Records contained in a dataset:
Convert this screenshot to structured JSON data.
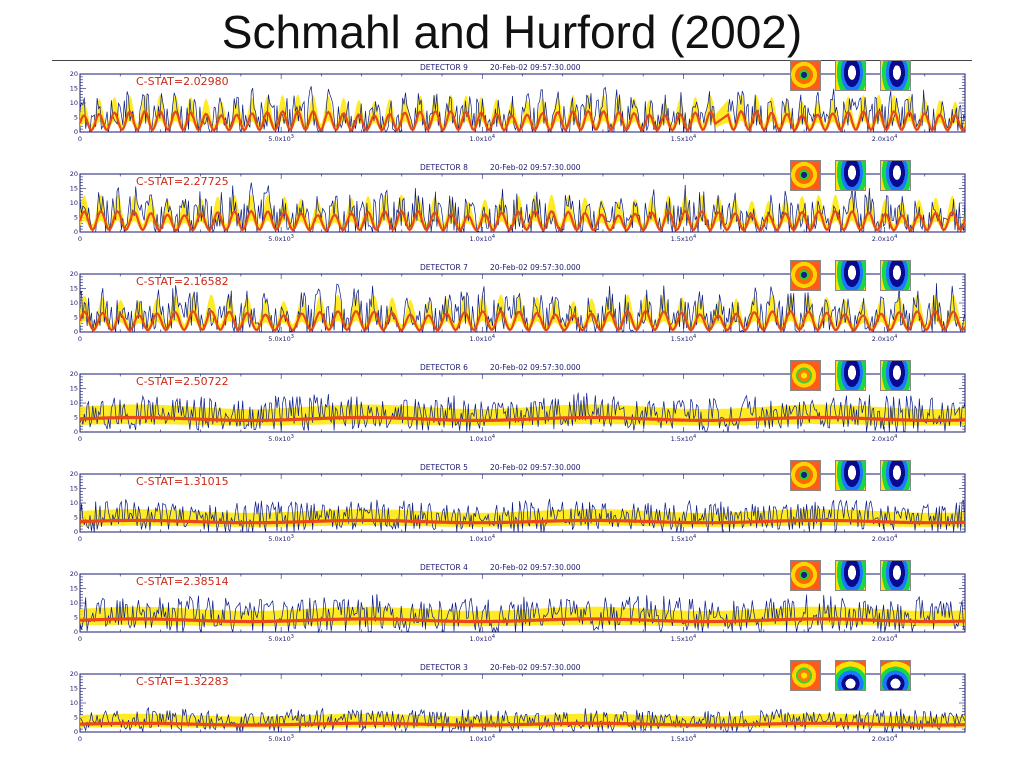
{
  "slide": {
    "title": "Schmahl and Hurford (2002)"
  },
  "colors": {
    "data": "#0a1a88",
    "model_band": "#ffe600",
    "model": "#e8481a",
    "axis": "#1a1a70",
    "stat": "#cc2a1a"
  },
  "chart_data": [
    {
      "type": "line",
      "title": "DETECTOR 9",
      "timestamp": "20-Feb-02 09:57:30.000",
      "annotation": "C-STAT=2.02980",
      "xlim": [
        0,
        22000
      ],
      "ylim": [
        0,
        20
      ],
      "x_ticks": [
        0,
        5000,
        10000,
        15000,
        20000
      ],
      "x_tick_labels": [
        "0",
        "5.0x10^3",
        "1.0x10^4",
        "1.5x10^4",
        "2.0x10^4"
      ],
      "y_ticks": [
        0,
        5,
        10,
        15,
        20
      ],
      "y_tick_labels": [
        "0",
        "5",
        "10",
        "15",
        "20"
      ],
      "model_shape": "modulated",
      "model_level": 6,
      "data_level": 9,
      "gaps": [
        [
          15800,
          16100
        ]
      ],
      "modulation_maps": [
        "ring",
        "oval",
        "oval"
      ]
    },
    {
      "type": "line",
      "title": "DETECTOR 8",
      "timestamp": "20-Feb-02 09:57:30.000",
      "annotation": "C-STAT=2.27725",
      "xlim": [
        0,
        22000
      ],
      "ylim": [
        0,
        20
      ],
      "x_ticks": [
        0,
        5000,
        10000,
        15000,
        20000
      ],
      "x_tick_labels": [
        "0",
        "5.0x10^3",
        "1.0x10^4",
        "1.5x10^4",
        "2.0x10^4"
      ],
      "y_ticks": [
        0,
        5,
        10,
        15,
        20
      ],
      "y_tick_labels": [
        "0",
        "5",
        "10",
        "15",
        "20"
      ],
      "model_shape": "modulated",
      "model_level": 6,
      "data_level": 9,
      "gaps": [],
      "modulation_maps": [
        "ring",
        "oval",
        "oval"
      ]
    },
    {
      "type": "line",
      "title": "DETECTOR 7",
      "timestamp": "20-Feb-02 09:57:30.000",
      "annotation": "C-STAT=2.16582",
      "xlim": [
        0,
        22000
      ],
      "ylim": [
        0,
        20
      ],
      "x_ticks": [
        0,
        5000,
        10000,
        15000,
        20000
      ],
      "x_tick_labels": [
        "0",
        "5.0x10^3",
        "1.0x10^4",
        "1.5x10^4",
        "2.0x10^4"
      ],
      "y_ticks": [
        0,
        5,
        10,
        15,
        20
      ],
      "y_tick_labels": [
        "0",
        "5",
        "10",
        "15",
        "20"
      ],
      "model_shape": "modulated",
      "model_level": 6,
      "data_level": 9,
      "gaps": [],
      "modulation_maps": [
        "ring",
        "oval",
        "oval"
      ]
    },
    {
      "type": "line",
      "title": "DETECTOR 6",
      "timestamp": "20-Feb-02 09:57:30.000",
      "annotation": "C-STAT=2.50722",
      "xlim": [
        0,
        22000
      ],
      "ylim": [
        0,
        20
      ],
      "x_ticks": [
        0,
        5000,
        10000,
        15000,
        20000
      ],
      "x_tick_labels": [
        "0",
        "5.0x10^3",
        "1.0x10^4",
        "1.5x10^4",
        "2.0x10^4"
      ],
      "y_ticks": [
        0,
        5,
        10,
        15,
        20
      ],
      "y_tick_labels": [
        "0",
        "5",
        "10",
        "15",
        "20"
      ],
      "model_shape": "flat",
      "model_level": 5,
      "data_level": 8,
      "gaps": [],
      "modulation_maps": [
        "ring-soft",
        "oval",
        "oval"
      ]
    },
    {
      "type": "line",
      "title": "DETECTOR 5",
      "timestamp": "20-Feb-02 09:57:30.000",
      "annotation": "C-STAT=1.31015",
      "xlim": [
        0,
        22000
      ],
      "ylim": [
        0,
        20
      ],
      "x_ticks": [
        0,
        5000,
        10000,
        15000,
        20000
      ],
      "x_tick_labels": [
        "0",
        "5.0x10^3",
        "1.0x10^4",
        "1.5x10^4",
        "2.0x10^4"
      ],
      "y_ticks": [
        0,
        5,
        10,
        15,
        20
      ],
      "y_tick_labels": [
        "0",
        "5",
        "10",
        "15",
        "20"
      ],
      "model_shape": "flat",
      "model_level": 4,
      "data_level": 7,
      "gaps": [],
      "modulation_maps": [
        "ring",
        "oval",
        "oval"
      ]
    },
    {
      "type": "line",
      "title": "DETECTOR 4",
      "timestamp": "20-Feb-02 09:57:30.000",
      "annotation": "C-STAT=2.38514",
      "xlim": [
        0,
        22000
      ],
      "ylim": [
        0,
        20
      ],
      "x_ticks": [
        0,
        5000,
        10000,
        15000,
        20000
      ],
      "x_tick_labels": [
        "0",
        "5.0x10^3",
        "1.0x10^4",
        "1.5x10^4",
        "2.0x10^4"
      ],
      "y_ticks": [
        0,
        5,
        10,
        15,
        20
      ],
      "y_tick_labels": [
        "0",
        "5",
        "10",
        "15",
        "20"
      ],
      "model_shape": "flat",
      "model_level": 4.5,
      "data_level": 8,
      "gaps": [],
      "modulation_maps": [
        "ring",
        "oval",
        "oval"
      ]
    },
    {
      "type": "line",
      "title": "DETECTOR 3",
      "timestamp": "20-Feb-02 09:57:30.000",
      "annotation": "C-STAT=1.32283",
      "xlim": [
        0,
        22000
      ],
      "ylim": [
        0,
        20
      ],
      "x_ticks": [
        0,
        5000,
        10000,
        15000,
        20000
      ],
      "x_tick_labels": [
        "0",
        "5.0x10^3",
        "1.0x10^4",
        "1.5x10^4",
        "2.0x10^4"
      ],
      "y_ticks": [
        0,
        5,
        10,
        15,
        20
      ],
      "y_tick_labels": [
        "0",
        "5",
        "10",
        "15",
        "20"
      ],
      "model_shape": "flat",
      "model_level": 3,
      "data_level": 5,
      "gaps": [],
      "modulation_maps": [
        "ring-soft",
        "gradient",
        "gradient"
      ]
    }
  ]
}
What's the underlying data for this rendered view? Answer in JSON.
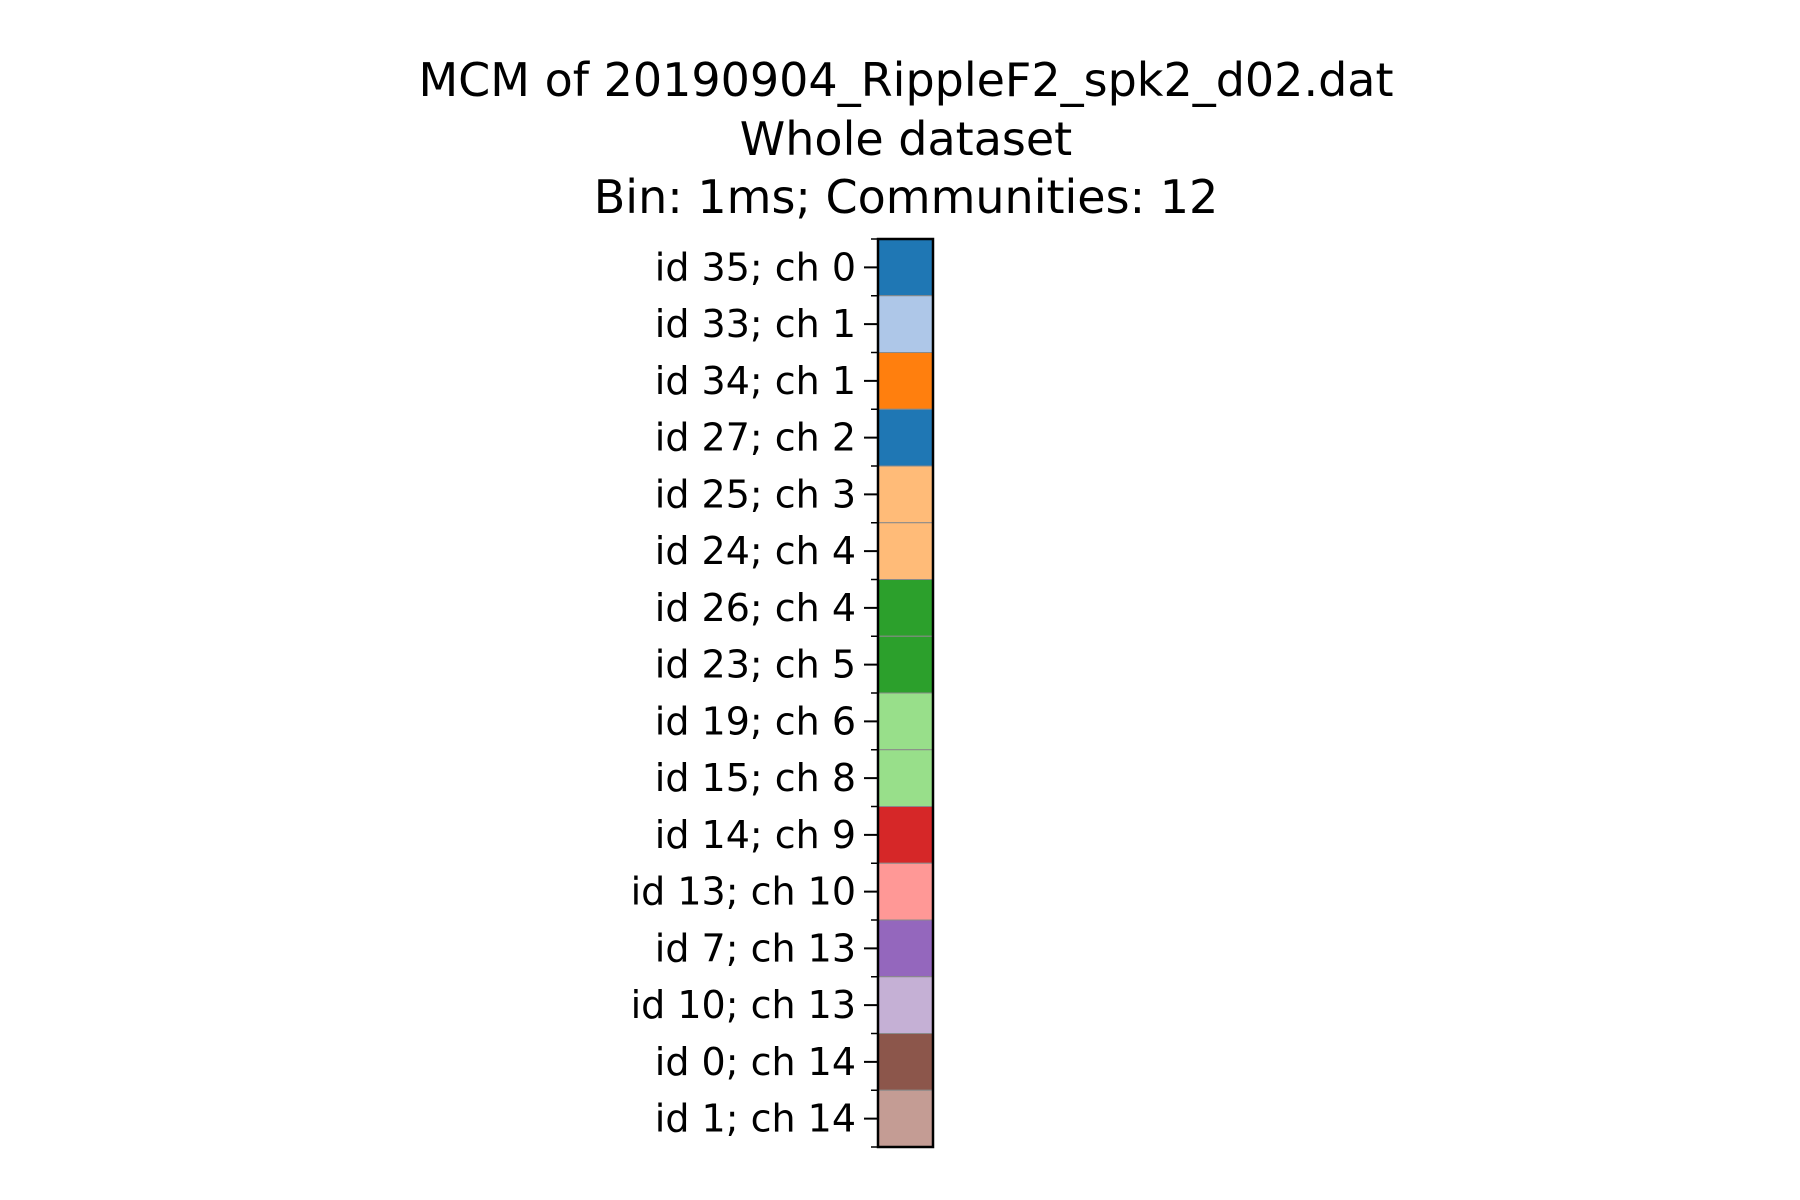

__Your objective__
Extract each line from the listing that holds the word "title".

__Solution to this exercise__
    "title": "Schmahl and Hurford (2002)"
      "title": "DETECTOR 9",
      "title": "DETECTOR 8",
      "title": "DETECTOR 7",
      "title": "DETECTOR 6",
      "title": "DETECTOR 5",
      "title": "DETECTOR 4",
      "title": "DETECTOR 3",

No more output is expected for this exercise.